_The task_. Find the lines containing "motor" and say how many there are, with no other words.

_Available records_.
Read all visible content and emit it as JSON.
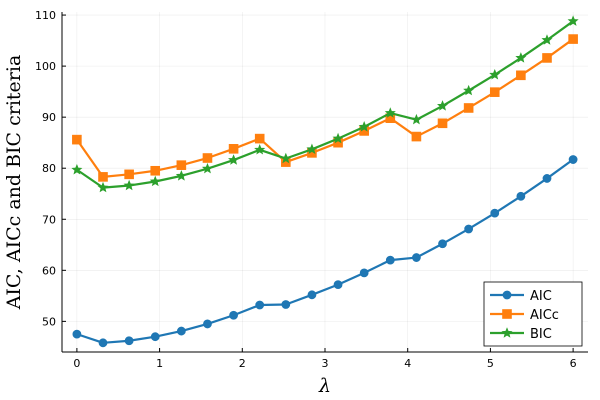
{
  "chart_data": {
    "type": "line",
    "title": "",
    "xlabel": "λ",
    "ylabel": "AIC, AICc and BIC criteria",
    "xlim": [
      -0.18,
      6.18
    ],
    "ylim": [
      44,
      110.6
    ],
    "xticks": [
      0,
      1,
      2,
      3,
      4,
      5,
      6
    ],
    "yticks": [
      50,
      60,
      70,
      80,
      90,
      100,
      110
    ],
    "xtick_labels": [
      "0",
      "1",
      "2",
      "3",
      "4",
      "5",
      "6"
    ],
    "ytick_labels": [
      "50",
      "60",
      "70",
      "80",
      "90",
      "100",
      "110"
    ],
    "grid": true,
    "legend_position": "bottom-right",
    "x": [
      0,
      0.3158,
      0.6316,
      0.9474,
      1.2632,
      1.5789,
      1.8947,
      2.2105,
      2.5263,
      2.8421,
      3.1579,
      3.4737,
      3.7895,
      4.1053,
      4.4211,
      4.7368,
      5.0526,
      5.3684,
      5.6842,
      6.0
    ],
    "series": [
      {
        "name": "AIC",
        "color": "#1f77b4",
        "marker": "circle",
        "values": [
          47.5,
          45.8,
          46.2,
          47.0,
          48.1,
          49.5,
          51.2,
          53.2,
          53.3,
          55.2,
          57.2,
          59.5,
          62.0,
          62.5,
          65.2,
          68.1,
          71.2,
          74.5,
          78.0,
          81.7
        ]
      },
      {
        "name": "AICc",
        "color": "#ff7f0e",
        "marker": "square",
        "values": [
          85.6,
          78.3,
          78.8,
          79.5,
          80.6,
          82.0,
          83.8,
          85.8,
          81.2,
          83.0,
          85.0,
          87.3,
          89.8,
          86.2,
          88.8,
          91.8,
          94.9,
          98.2,
          101.6,
          105.3
        ]
      },
      {
        "name": "BIC",
        "color": "#2ca02c",
        "marker": "star",
        "values": [
          79.7,
          76.2,
          76.6,
          77.4,
          78.5,
          79.9,
          81.6,
          83.6,
          81.9,
          83.7,
          85.8,
          88.1,
          90.8,
          89.5,
          92.2,
          95.2,
          98.3,
          101.6,
          105.1,
          108.8
        ]
      }
    ]
  }
}
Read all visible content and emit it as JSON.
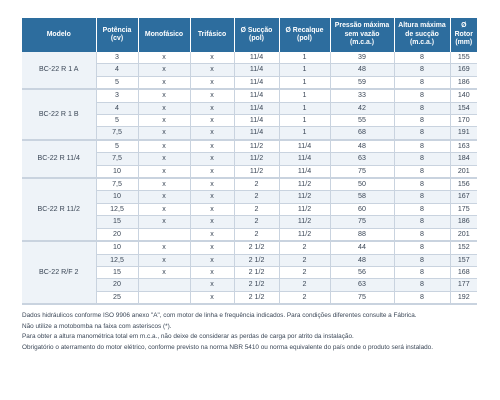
{
  "table": {
    "headers": [
      "Modelo",
      "Potência (cv)",
      "Monofásico",
      "Trifásico",
      "Ø Sucção (pol)",
      "Ø Recalque (pol)",
      "Pressão máxima sem vazão (m.c.a.)",
      "Altura máxima de sucção (m.c.a.)",
      "Ø Rotor (mm)"
    ],
    "groups": [
      {
        "model": "BC-22 R 1 A",
        "rows": [
          [
            "3",
            "x",
            "x",
            "11/4",
            "1",
            "39",
            "8",
            "155"
          ],
          [
            "4",
            "x",
            "x",
            "11/4",
            "1",
            "48",
            "8",
            "169"
          ],
          [
            "5",
            "x",
            "x",
            "11/4",
            "1",
            "59",
            "8",
            "186"
          ]
        ]
      },
      {
        "model": "BC-22 R 1 B",
        "rows": [
          [
            "3",
            "x",
            "x",
            "11/4",
            "1",
            "33",
            "8",
            "140"
          ],
          [
            "4",
            "x",
            "x",
            "11/4",
            "1",
            "42",
            "8",
            "154"
          ],
          [
            "5",
            "x",
            "x",
            "11/4",
            "1",
            "55",
            "8",
            "170"
          ],
          [
            "7,5",
            "x",
            "x",
            "11/4",
            "1",
            "68",
            "8",
            "191"
          ]
        ]
      },
      {
        "model": "BC-22 R 11/4",
        "rows": [
          [
            "5",
            "x",
            "x",
            "11/2",
            "11/4",
            "48",
            "8",
            "163"
          ],
          [
            "7,5",
            "x",
            "x",
            "11/2",
            "11/4",
            "63",
            "8",
            "184"
          ],
          [
            "10",
            "x",
            "x",
            "11/2",
            "11/4",
            "75",
            "8",
            "201"
          ]
        ]
      },
      {
        "model": "BC-22 R 11/2",
        "rows": [
          [
            "7,5",
            "x",
            "x",
            "2",
            "11/2",
            "50",
            "8",
            "156"
          ],
          [
            "10",
            "x",
            "x",
            "2",
            "11/2",
            "58",
            "8",
            "167"
          ],
          [
            "12,5",
            "x",
            "x",
            "2",
            "11/2",
            "60",
            "8",
            "175"
          ],
          [
            "15",
            "x",
            "x",
            "2",
            "11/2",
            "75",
            "8",
            "186"
          ],
          [
            "20",
            "",
            "x",
            "2",
            "11/2",
            "88",
            "8",
            "201"
          ]
        ]
      },
      {
        "model": "BC-22 R/F 2",
        "rows": [
          [
            "10",
            "x",
            "x",
            "2 1/2",
            "2",
            "44",
            "8",
            "152"
          ],
          [
            "12,5",
            "x",
            "x",
            "2 1/2",
            "2",
            "48",
            "8",
            "157"
          ],
          [
            "15",
            "x",
            "x",
            "2 1/2",
            "2",
            "56",
            "8",
            "168"
          ],
          [
            "20",
            "",
            "x",
            "2 1/2",
            "2",
            "63",
            "8",
            "177"
          ],
          [
            "25",
            "",
            "x",
            "2 1/2",
            "2",
            "75",
            "8",
            "192"
          ]
        ]
      }
    ]
  },
  "notes": [
    "Dados hidráulicos conforme ISO 9906 anexo \"A\", com motor de linha e frequência indicados. Para condições diferentes consulte a Fábrica.",
    "Não utilize a motobomba na faixa com asteriscos (*).",
    "Para obter a altura manométrica total em m.c.a., não deixe de considerar as perdas de carga por atrito da instalação.",
    "Obrigatório o aterramento do motor elétrico, conforme previsto na norma NBR 5410 ou norma equivalente do país onde o produto será instalado."
  ],
  "colors": {
    "header_bg": "#2d6d9e",
    "alt_row": "#eef3f8",
    "grid": "#c9d3df"
  }
}
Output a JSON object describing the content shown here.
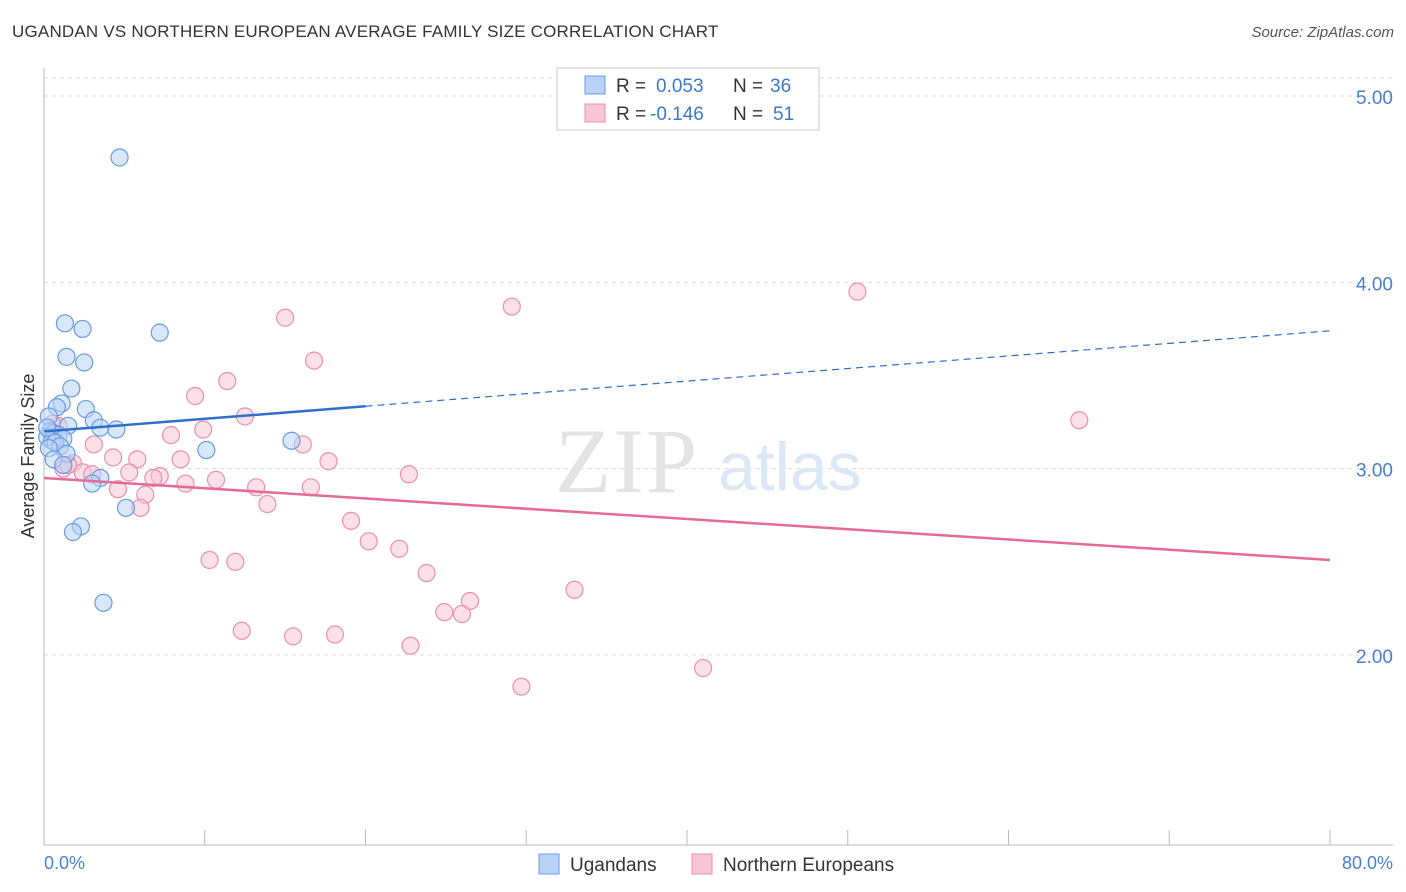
{
  "title": "UGANDAN VS NORTHERN EUROPEAN AVERAGE FAMILY SIZE CORRELATION CHART",
  "source": "Source: ZipAtlas.com",
  "watermark": {
    "zip": "ZIP",
    "atlas": "atlas"
  },
  "legend": {
    "rows": [
      {
        "r_label": "R =",
        "r_value": "0.053",
        "n_label": "N =",
        "n_value": "36"
      },
      {
        "r_label": "R =",
        "r_value": "-0.146",
        "n_label": "N =",
        "n_value": "51"
      }
    ]
  },
  "bottom_legend": [
    "Ugandans",
    "Northern Europeans"
  ],
  "colors": {
    "blue_fill": "#b8d3f5",
    "blue_stroke": "#6a9be0",
    "blue_line": "#2e6fca",
    "pink_fill": "#f8c6d6",
    "pink_stroke": "#e890ae",
    "pink_line": "#e46a98",
    "tick_text": "#4a7fcf",
    "grid": "#dddddd"
  },
  "chart_data": {
    "type": "scatter",
    "title": "UGANDAN VS NORTHERN EUROPEAN AVERAGE FAMILY SIZE CORRELATION CHART",
    "xlabel": "",
    "ylabel": "Average Family Size",
    "xlim": [
      0,
      80
    ],
    "ylim": [
      1.0,
      5.2
    ],
    "x_tick_labels": [
      "0.0%",
      "80.0%"
    ],
    "y_ticks": [
      2.0,
      3.0,
      4.0,
      5.0
    ],
    "y_tick_labels": [
      "2.00",
      "3.00",
      "4.00",
      "5.00"
    ],
    "grid": true,
    "series": [
      {
        "name": "Ugandans",
        "r": 0.053,
        "n": 36,
        "trend": {
          "x": [
            0,
            80
          ],
          "y": [
            3.2,
            3.74
          ],
          "solid_until_x": 20
        },
        "points": [
          [
            4.7,
            4.67
          ],
          [
            1.3,
            3.78
          ],
          [
            2.4,
            3.75
          ],
          [
            7.2,
            3.73
          ],
          [
            1.4,
            3.6
          ],
          [
            2.5,
            3.57
          ],
          [
            1.7,
            3.43
          ],
          [
            1.1,
            3.35
          ],
          [
            0.8,
            3.33
          ],
          [
            2.6,
            3.32
          ],
          [
            0.3,
            3.28
          ],
          [
            3.1,
            3.26
          ],
          [
            1.5,
            3.23
          ],
          [
            3.5,
            3.22
          ],
          [
            4.5,
            3.21
          ],
          [
            0.4,
            3.2
          ],
          [
            0.6,
            3.19
          ],
          [
            0.9,
            3.18
          ],
          [
            0.2,
            3.17
          ],
          [
            1.2,
            3.16
          ],
          [
            0.5,
            3.15
          ],
          [
            15.4,
            3.15
          ],
          [
            0.7,
            3.14
          ],
          [
            1.0,
            3.12
          ],
          [
            0.3,
            3.11
          ],
          [
            10.1,
            3.1
          ],
          [
            1.4,
            3.08
          ],
          [
            0.6,
            3.05
          ],
          [
            1.2,
            3.02
          ],
          [
            3.5,
            2.95
          ],
          [
            3.0,
            2.92
          ],
          [
            5.1,
            2.79
          ],
          [
            2.3,
            2.69
          ],
          [
            1.8,
            2.66
          ],
          [
            3.7,
            2.28
          ],
          [
            0.2,
            3.22
          ]
        ]
      },
      {
        "name": "Northern Europeans",
        "r": -0.146,
        "n": 51,
        "trend": {
          "x": [
            0,
            80
          ],
          "y": [
            2.95,
            2.51
          ]
        },
        "points": [
          [
            50.6,
            3.95
          ],
          [
            29.1,
            3.87
          ],
          [
            15.0,
            3.81
          ],
          [
            16.8,
            3.58
          ],
          [
            11.4,
            3.47
          ],
          [
            9.4,
            3.39
          ],
          [
            12.5,
            3.28
          ],
          [
            64.4,
            3.26
          ],
          [
            0.9,
            3.23
          ],
          [
            9.9,
            3.21
          ],
          [
            7.9,
            3.18
          ],
          [
            3.1,
            3.13
          ],
          [
            16.1,
            3.13
          ],
          [
            4.3,
            3.06
          ],
          [
            5.8,
            3.05
          ],
          [
            8.5,
            3.05
          ],
          [
            17.7,
            3.04
          ],
          [
            1.8,
            3.03
          ],
          [
            1.2,
            3.0
          ],
          [
            5.3,
            2.98
          ],
          [
            2.4,
            2.98
          ],
          [
            22.7,
            2.97
          ],
          [
            7.2,
            2.96
          ],
          [
            6.8,
            2.95
          ],
          [
            10.7,
            2.94
          ],
          [
            8.8,
            2.92
          ],
          [
            13.2,
            2.9
          ],
          [
            16.6,
            2.9
          ],
          [
            4.6,
            2.89
          ],
          [
            6.3,
            2.86
          ],
          [
            13.9,
            2.81
          ],
          [
            6.0,
            2.79
          ],
          [
            19.1,
            2.72
          ],
          [
            20.2,
            2.61
          ],
          [
            22.1,
            2.57
          ],
          [
            10.3,
            2.51
          ],
          [
            11.9,
            2.5
          ],
          [
            23.8,
            2.44
          ],
          [
            26.5,
            2.29
          ],
          [
            33.0,
            2.35
          ],
          [
            24.9,
            2.23
          ],
          [
            26.0,
            2.22
          ],
          [
            12.3,
            2.13
          ],
          [
            15.5,
            2.1
          ],
          [
            18.1,
            2.11
          ],
          [
            22.8,
            2.05
          ],
          [
            41.0,
            1.93
          ],
          [
            29.7,
            1.83
          ],
          [
            0.5,
            3.24
          ],
          [
            1.5,
            3.02
          ],
          [
            3.0,
            2.97
          ]
        ]
      }
    ]
  }
}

_Task answer_. 2